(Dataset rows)
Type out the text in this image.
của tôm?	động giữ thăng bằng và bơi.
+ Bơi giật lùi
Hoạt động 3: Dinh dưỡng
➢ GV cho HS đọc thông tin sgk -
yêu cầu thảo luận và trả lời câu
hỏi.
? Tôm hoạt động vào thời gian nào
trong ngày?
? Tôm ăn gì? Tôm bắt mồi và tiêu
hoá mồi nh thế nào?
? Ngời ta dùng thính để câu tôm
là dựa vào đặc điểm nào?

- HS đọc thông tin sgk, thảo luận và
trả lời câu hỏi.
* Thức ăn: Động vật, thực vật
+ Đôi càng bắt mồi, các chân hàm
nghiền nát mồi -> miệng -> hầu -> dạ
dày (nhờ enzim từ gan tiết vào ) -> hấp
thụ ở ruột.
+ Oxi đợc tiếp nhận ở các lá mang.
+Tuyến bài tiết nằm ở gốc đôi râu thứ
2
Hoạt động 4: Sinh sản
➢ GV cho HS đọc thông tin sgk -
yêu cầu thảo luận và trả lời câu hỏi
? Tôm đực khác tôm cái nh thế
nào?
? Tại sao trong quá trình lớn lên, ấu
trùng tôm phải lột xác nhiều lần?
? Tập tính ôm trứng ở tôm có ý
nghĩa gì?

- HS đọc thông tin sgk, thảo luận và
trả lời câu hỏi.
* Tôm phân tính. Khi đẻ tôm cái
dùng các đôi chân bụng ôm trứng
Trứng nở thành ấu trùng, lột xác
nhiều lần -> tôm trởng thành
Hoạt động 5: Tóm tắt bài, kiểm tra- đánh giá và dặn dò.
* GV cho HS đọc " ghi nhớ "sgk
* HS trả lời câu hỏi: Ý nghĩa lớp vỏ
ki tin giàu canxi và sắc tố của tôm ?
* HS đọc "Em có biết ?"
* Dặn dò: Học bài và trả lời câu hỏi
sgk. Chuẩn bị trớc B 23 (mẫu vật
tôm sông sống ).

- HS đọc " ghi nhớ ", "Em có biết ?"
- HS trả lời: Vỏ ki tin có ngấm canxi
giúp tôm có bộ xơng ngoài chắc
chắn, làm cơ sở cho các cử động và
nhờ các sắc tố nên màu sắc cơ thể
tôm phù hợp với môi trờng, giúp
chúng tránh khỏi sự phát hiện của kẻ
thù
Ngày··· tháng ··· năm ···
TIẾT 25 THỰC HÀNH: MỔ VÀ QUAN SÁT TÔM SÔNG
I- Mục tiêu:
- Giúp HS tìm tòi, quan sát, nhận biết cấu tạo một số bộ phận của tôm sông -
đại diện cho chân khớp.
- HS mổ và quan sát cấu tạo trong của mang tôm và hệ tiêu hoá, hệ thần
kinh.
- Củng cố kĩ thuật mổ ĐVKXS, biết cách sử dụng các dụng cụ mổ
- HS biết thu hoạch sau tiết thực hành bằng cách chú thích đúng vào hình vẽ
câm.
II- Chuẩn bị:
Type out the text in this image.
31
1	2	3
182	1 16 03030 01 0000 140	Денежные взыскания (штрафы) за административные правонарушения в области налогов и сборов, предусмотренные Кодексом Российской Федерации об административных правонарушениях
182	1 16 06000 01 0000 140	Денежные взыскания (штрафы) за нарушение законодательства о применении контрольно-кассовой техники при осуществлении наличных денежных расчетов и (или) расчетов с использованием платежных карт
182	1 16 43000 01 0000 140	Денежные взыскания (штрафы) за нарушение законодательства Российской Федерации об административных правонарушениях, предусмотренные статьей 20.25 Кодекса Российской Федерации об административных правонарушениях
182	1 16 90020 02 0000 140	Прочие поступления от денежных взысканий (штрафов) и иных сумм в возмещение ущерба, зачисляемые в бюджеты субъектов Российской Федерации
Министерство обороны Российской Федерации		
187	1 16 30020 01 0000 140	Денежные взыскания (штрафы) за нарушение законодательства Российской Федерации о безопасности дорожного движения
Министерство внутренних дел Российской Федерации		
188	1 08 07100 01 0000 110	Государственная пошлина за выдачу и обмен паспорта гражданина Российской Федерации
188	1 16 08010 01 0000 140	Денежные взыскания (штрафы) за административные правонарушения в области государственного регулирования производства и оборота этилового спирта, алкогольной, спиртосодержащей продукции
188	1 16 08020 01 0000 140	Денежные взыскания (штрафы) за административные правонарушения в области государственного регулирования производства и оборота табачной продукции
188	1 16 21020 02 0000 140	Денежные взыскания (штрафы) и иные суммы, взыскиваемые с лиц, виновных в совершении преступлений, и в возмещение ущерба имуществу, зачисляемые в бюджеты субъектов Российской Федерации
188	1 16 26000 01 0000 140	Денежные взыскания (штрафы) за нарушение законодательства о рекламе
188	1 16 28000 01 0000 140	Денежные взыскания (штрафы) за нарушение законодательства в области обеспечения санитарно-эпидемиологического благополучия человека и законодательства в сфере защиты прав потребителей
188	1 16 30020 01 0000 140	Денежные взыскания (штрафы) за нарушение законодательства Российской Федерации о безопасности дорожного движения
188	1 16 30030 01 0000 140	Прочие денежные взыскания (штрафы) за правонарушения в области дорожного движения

• **INSTRUCTIONS FOR THE TASK**
Identify every line above that includes the word "nhận", and show those lines.

• **FULL SOLUTION**
+ Oxi đợc tiếp nhận ở các lá mang.
- Giúp HS tìm tòi, quan sát, nhận biết cấu tạo một số bộ phận của tôm sông -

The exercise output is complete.